→ Dataset rows
⟨
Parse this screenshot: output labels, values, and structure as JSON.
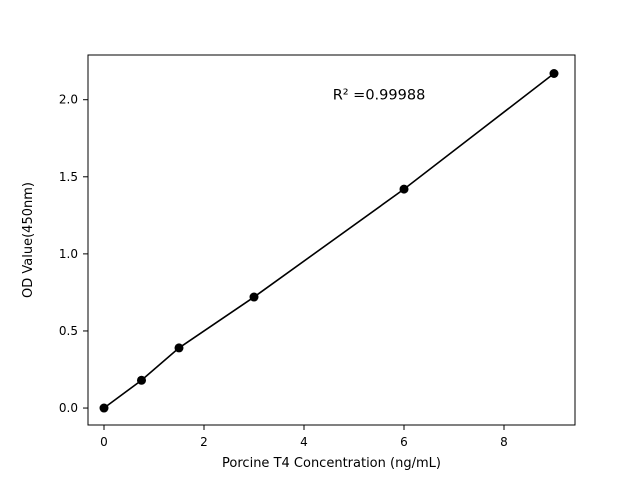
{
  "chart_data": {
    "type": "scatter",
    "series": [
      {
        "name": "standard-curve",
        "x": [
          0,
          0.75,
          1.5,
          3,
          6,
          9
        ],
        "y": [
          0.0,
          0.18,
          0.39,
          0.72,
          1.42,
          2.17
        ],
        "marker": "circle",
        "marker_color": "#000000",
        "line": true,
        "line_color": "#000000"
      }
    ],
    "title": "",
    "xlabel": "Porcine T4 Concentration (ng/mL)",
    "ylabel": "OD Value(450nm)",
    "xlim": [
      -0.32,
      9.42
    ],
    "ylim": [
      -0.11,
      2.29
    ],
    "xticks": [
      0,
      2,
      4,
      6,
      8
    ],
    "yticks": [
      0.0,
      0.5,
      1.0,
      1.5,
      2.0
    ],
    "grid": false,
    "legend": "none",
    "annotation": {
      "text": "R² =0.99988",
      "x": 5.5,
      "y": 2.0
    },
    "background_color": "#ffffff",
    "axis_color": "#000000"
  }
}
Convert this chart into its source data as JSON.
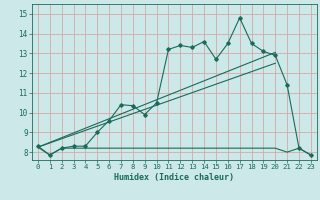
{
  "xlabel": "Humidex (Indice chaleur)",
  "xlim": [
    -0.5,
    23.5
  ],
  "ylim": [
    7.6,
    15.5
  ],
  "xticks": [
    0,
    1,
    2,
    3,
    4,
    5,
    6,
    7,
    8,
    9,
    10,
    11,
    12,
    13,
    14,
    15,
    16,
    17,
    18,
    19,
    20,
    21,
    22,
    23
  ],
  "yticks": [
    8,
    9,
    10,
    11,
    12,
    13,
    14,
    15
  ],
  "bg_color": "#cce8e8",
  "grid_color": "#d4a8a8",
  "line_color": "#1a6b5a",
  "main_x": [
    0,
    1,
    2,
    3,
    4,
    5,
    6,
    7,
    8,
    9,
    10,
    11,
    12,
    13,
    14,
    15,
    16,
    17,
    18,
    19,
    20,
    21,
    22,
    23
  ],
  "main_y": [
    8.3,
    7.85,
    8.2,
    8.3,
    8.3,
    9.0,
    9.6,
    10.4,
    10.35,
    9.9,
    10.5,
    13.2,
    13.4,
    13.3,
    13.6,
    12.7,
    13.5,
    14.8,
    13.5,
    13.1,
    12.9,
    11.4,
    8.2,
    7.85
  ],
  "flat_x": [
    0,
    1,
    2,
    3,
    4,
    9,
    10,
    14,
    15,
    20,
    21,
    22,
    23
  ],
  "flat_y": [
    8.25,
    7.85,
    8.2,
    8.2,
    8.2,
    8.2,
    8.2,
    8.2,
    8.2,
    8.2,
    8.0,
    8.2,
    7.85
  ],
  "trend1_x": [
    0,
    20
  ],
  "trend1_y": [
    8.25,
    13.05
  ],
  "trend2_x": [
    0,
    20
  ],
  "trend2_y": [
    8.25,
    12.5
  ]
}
⟩
→ Given request
Copy nothing outside the span: please output the lines from the one with "Convert this chart" through the end of the entries above, and skip the pictures.

→ Solution to the exercise
Convert this chart into its source data as JSON.
{
  "xlabel": "Humidex (Indice chaleur)",
  "xlim": [
    -0.5,
    23.5
  ],
  "ylim": [
    7.6,
    15.5
  ],
  "xticks": [
    0,
    1,
    2,
    3,
    4,
    5,
    6,
    7,
    8,
    9,
    10,
    11,
    12,
    13,
    14,
    15,
    16,
    17,
    18,
    19,
    20,
    21,
    22,
    23
  ],
  "yticks": [
    8,
    9,
    10,
    11,
    12,
    13,
    14,
    15
  ],
  "bg_color": "#cce8e8",
  "grid_color": "#d4a8a8",
  "line_color": "#1a6b5a",
  "main_x": [
    0,
    1,
    2,
    3,
    4,
    5,
    6,
    7,
    8,
    9,
    10,
    11,
    12,
    13,
    14,
    15,
    16,
    17,
    18,
    19,
    20,
    21,
    22,
    23
  ],
  "main_y": [
    8.3,
    7.85,
    8.2,
    8.3,
    8.3,
    9.0,
    9.6,
    10.4,
    10.35,
    9.9,
    10.5,
    13.2,
    13.4,
    13.3,
    13.6,
    12.7,
    13.5,
    14.8,
    13.5,
    13.1,
    12.9,
    11.4,
    8.2,
    7.85
  ],
  "flat_x": [
    0,
    1,
    2,
    3,
    4,
    9,
    10,
    14,
    15,
    20,
    21,
    22,
    23
  ],
  "flat_y": [
    8.25,
    7.85,
    8.2,
    8.2,
    8.2,
    8.2,
    8.2,
    8.2,
    8.2,
    8.2,
    8.0,
    8.2,
    7.85
  ],
  "trend1_x": [
    0,
    20
  ],
  "trend1_y": [
    8.25,
    13.05
  ],
  "trend2_x": [
    0,
    20
  ],
  "trend2_y": [
    8.25,
    12.5
  ]
}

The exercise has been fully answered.